**TEXT PROVIDED**:
# # # # # # #

28/01/2024
It’s ok to cry on the mat, releases are welcomed here 🙏🏼🥰 it’s also ok to never cry on the mat, neither is right or wrong, they just are. After seeing many people apologise for tears falling ~ I just want to put it out there, it’s ok, it’s actually beautiful to feel on the mat, it’s a beautiful way to heal ✨
This week as I lay in savasana alone in the studio, I cried.
I cried as my heart felt so full of gratitude for the community we have created, grateful that I get to share yoga with you in this beautiful studio, that you trust me to guide you…it’s an honour and a privilege and truly means so much to me, thank you 🙏🏼✨
Yoga means so much to me in so many ways, as it does for many, 20 years ago I arrived on the mat everyday as the practice prepared my body for childbirth.
15 years ago the practice held me in a different way as I’d cry every time I was on the mat, my mat was the safe space that held me no matter what was happening in my life, savasana became the space in which I got to know myself deeply and began to unravel that which I’d been holding, there was no hiding from myself there, and I was ready to get to know me, and the unraveling was part of that process.

# # # # # # #

**PROBLEM STATEMENT**: Write out the part of the yoga post above word for word, starting with "I cried as my" and going on through "of that process.".

**COLLECTED MATERIAL**:

# # # # # # #

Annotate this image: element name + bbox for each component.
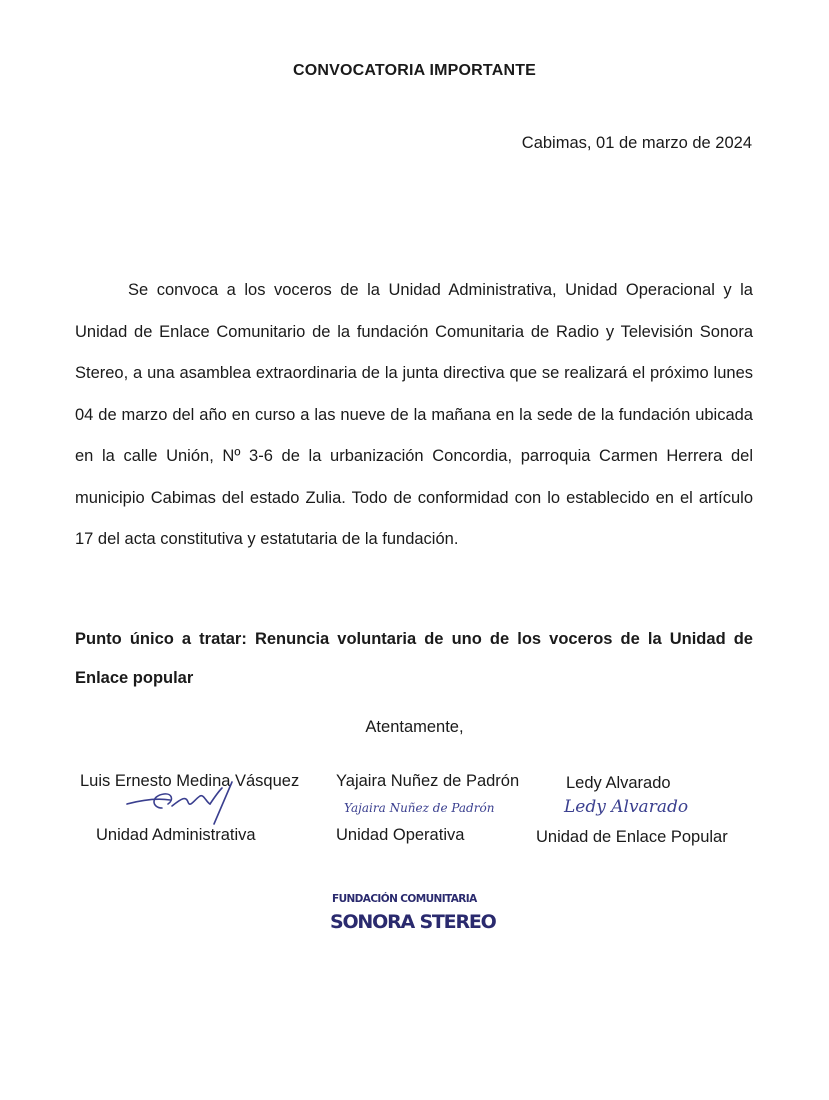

# # # # # # #

**SOLUTION FOR THIS PROBLEM**:
I cried as my heart felt so full of gratitude for the community we have created, grateful that I get to share yoga with you in this beautiful studio, that you trust me to guide you…it’s an honour and a privilege and truly means so much to me, thank you 🙏🏼✨
Yoga means so much to me in so many ways, as it does for many, 20 years ago I arrived on the mat everyday as the practice prepared my body for childbirth.
15 years ago the practice held me in a different way as I’d cry every time I was on the mat, my mat was the safe space that held me no matter what was happening in my life, savasana became the space in which I got to know myself deeply and began to unravel that which I’d been holding, there was no hiding from myself there, and I was ready to get to know me, and the unraveling was part of that process.